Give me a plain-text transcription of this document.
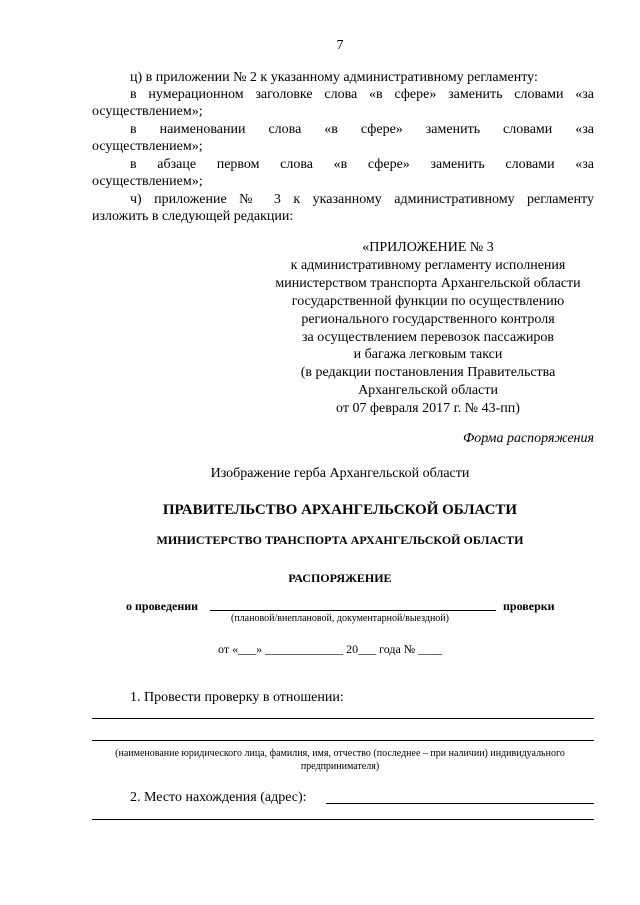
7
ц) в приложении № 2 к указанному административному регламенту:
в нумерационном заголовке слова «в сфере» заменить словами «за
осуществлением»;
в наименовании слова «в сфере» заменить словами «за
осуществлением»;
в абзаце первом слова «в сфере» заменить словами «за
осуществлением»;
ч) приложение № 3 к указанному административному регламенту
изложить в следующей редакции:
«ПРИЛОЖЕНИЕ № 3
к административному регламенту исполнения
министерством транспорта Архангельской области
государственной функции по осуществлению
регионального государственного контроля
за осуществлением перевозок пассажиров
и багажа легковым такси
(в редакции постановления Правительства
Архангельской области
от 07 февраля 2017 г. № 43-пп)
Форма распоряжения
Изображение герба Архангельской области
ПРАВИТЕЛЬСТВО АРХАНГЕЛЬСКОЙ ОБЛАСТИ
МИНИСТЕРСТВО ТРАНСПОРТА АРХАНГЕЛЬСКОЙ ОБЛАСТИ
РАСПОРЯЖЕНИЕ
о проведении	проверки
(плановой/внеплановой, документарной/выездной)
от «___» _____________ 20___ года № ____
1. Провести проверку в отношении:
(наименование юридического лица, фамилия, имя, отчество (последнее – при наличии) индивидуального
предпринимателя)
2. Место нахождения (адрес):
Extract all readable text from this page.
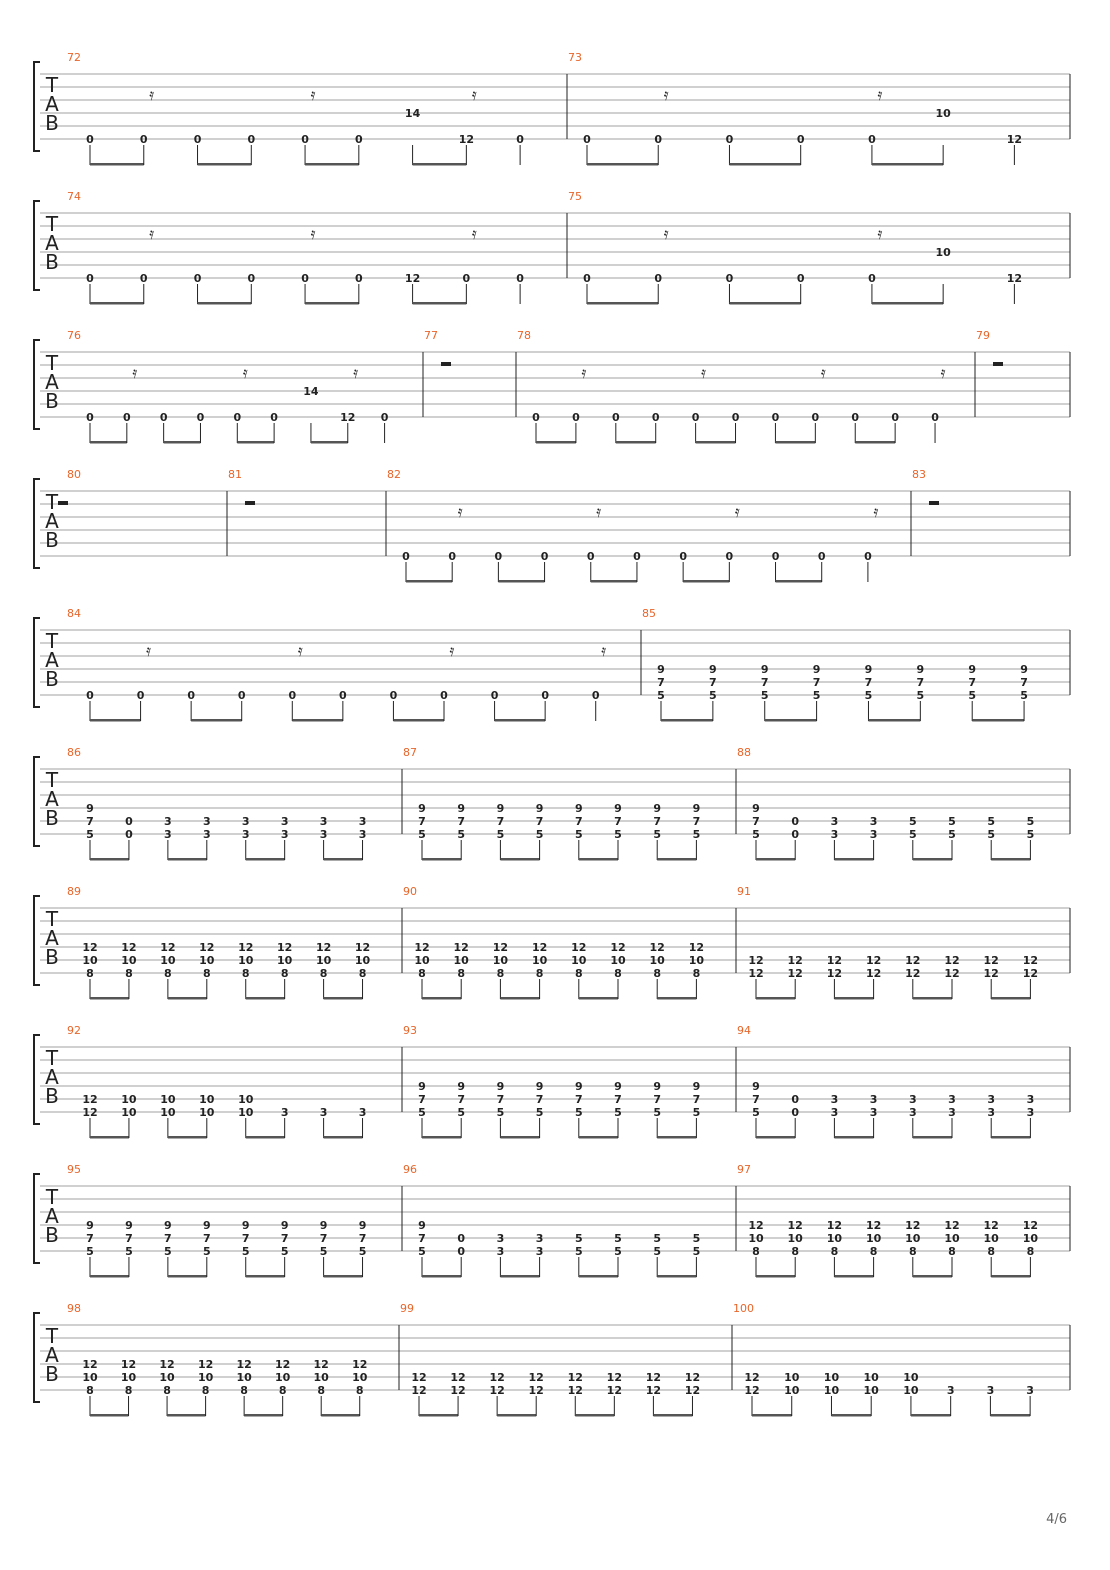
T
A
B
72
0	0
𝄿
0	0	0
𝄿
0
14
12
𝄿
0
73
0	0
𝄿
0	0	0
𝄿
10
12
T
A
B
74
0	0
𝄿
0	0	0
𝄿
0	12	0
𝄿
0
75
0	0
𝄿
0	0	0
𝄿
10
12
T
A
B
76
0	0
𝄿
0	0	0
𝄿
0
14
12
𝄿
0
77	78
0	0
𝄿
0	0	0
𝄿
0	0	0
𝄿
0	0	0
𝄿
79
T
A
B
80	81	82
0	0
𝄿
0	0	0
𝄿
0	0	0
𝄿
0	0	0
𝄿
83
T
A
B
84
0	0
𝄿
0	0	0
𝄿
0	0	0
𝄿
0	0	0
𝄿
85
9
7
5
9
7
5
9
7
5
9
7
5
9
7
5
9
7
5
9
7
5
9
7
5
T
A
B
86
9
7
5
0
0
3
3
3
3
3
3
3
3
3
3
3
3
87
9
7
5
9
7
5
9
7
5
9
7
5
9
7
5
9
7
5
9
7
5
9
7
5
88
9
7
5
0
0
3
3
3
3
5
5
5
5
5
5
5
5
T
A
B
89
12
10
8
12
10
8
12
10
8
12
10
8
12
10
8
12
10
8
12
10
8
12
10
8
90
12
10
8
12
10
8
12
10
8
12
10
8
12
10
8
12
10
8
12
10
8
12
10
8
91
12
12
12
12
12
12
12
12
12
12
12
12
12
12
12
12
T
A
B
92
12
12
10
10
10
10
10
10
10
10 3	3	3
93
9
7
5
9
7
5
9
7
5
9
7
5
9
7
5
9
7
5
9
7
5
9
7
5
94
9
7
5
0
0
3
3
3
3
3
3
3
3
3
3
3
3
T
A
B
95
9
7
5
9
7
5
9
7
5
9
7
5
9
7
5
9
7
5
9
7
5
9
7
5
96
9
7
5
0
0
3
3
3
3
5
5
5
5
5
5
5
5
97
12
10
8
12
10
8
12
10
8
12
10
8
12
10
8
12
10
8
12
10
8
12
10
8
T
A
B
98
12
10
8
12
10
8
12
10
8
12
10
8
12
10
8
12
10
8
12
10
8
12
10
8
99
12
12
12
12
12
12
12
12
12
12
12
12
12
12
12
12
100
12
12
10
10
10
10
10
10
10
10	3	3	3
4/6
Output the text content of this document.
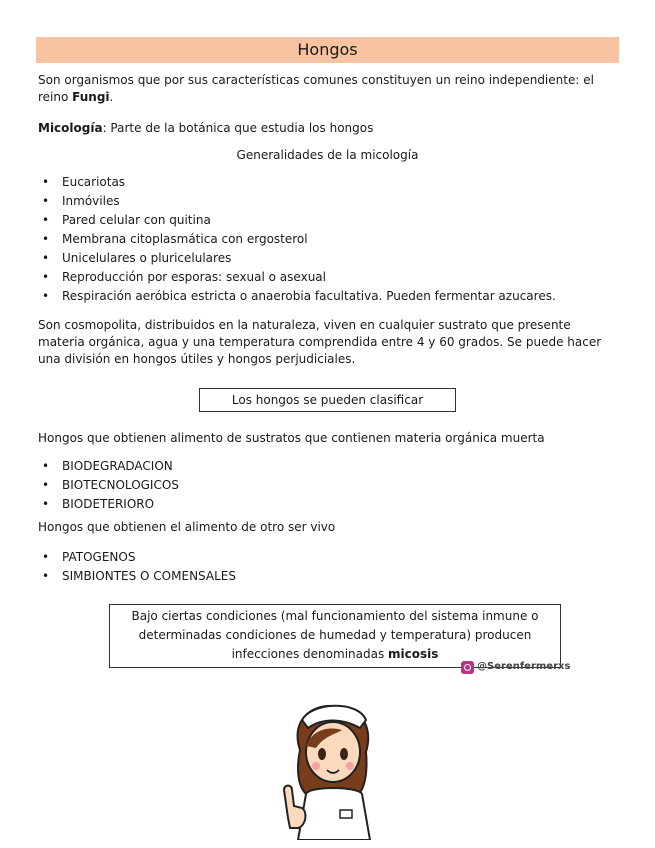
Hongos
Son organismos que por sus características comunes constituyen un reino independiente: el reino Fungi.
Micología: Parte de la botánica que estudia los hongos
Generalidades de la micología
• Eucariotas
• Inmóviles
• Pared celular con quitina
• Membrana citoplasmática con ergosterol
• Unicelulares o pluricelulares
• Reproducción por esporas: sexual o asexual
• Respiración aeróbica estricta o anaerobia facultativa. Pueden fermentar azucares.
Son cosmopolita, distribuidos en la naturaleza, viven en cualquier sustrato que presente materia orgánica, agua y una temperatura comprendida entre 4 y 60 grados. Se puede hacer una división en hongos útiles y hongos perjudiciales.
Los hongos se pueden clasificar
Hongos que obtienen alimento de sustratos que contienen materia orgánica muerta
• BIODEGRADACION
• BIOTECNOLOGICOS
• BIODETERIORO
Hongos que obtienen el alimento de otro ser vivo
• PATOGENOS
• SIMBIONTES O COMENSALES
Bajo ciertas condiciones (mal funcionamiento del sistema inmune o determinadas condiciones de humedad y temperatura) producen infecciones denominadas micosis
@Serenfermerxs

## Your goal
Pick out every line of the listing containing the word "alimento", and show those lines.

## Solution for this problem
Hongos que obtienen alimento de sustratos que contienen materia orgánica muerta
Hongos que obtienen el alimento de otro ser vivo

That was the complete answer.